Stored data
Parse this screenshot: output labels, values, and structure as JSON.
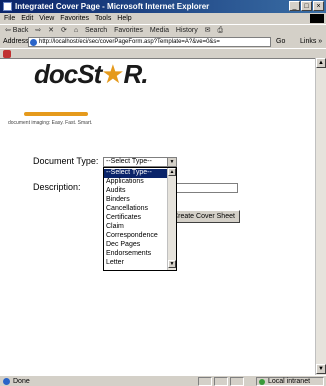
{
  "window": {
    "title": "Integrated Cover Page - Microsoft Internet Explorer",
    "minimize": "_",
    "maximize": "□",
    "close": "×"
  },
  "menu": [
    "File",
    "Edit",
    "View",
    "Favorites",
    "Tools",
    "Help"
  ],
  "toolbar": {
    "back": "⇦ Back",
    "forward": "⇨",
    "stop": "✕",
    "refresh": "⟳",
    "home": "⌂",
    "search": "Search",
    "favorites": "Favorites",
    "media": "Media",
    "history": "History",
    "mail": "✉",
    "print": "⎙"
  },
  "address": {
    "label": "Address",
    "url": "http://localhost/eci/sec/coverPageForm.asp?Template=A?&ve=0&s=",
    "go": "Go",
    "links": "Links »"
  },
  "logo": {
    "part1": "doc",
    "part2": "St",
    "star": "★",
    "part3": "R",
    "suffix": ".",
    "tagline": "document imaging:  Easy. Fast. Smart."
  },
  "form": {
    "document_type_label": "Document Type:",
    "select_value": "--Select Type--",
    "select_arrow": "▼",
    "description_label": "Description:",
    "create_button": "Create Cover Sheet"
  },
  "dropdown": {
    "options": [
      "--Select Type--",
      "Applications",
      "Audits",
      "Binders",
      "Cancellations",
      "Certificates",
      "Claim",
      "Correspondence",
      "Dec Pages",
      "Endorsements",
      "Letter"
    ],
    "selected_index": 0
  },
  "status": {
    "text": "Done",
    "zone": "Local intranet"
  },
  "colors": {
    "accent": "#e59a1c",
    "selection": "#0a246a",
    "titlebar": "#0a246a"
  }
}
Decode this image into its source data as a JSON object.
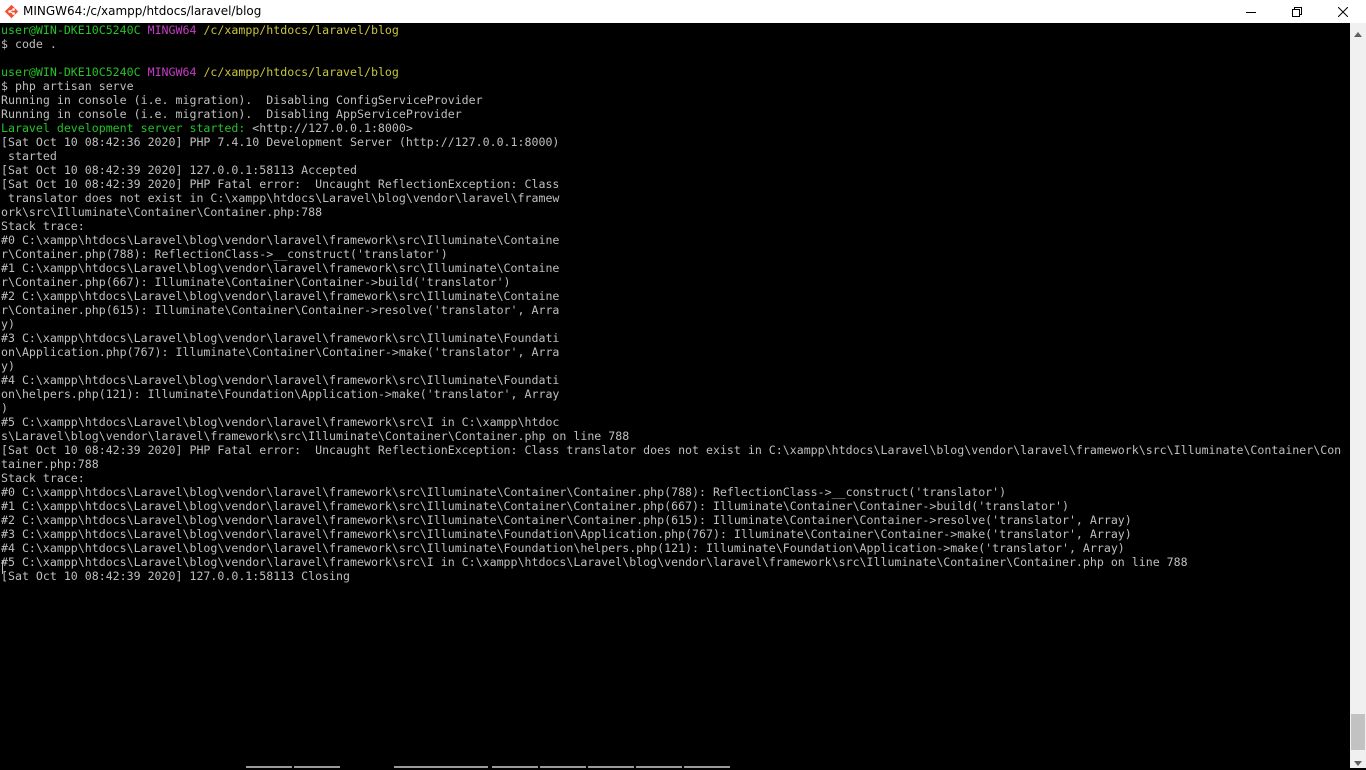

**WHAT TO PRODUCE:** Go through the listing above and pull out each line containing the word "Type".

**RESPONSE TO THIS TASK:**
    "document_type_label": "Document Type:",
    "select_value": "--Select Type--",
      "--Select Type--",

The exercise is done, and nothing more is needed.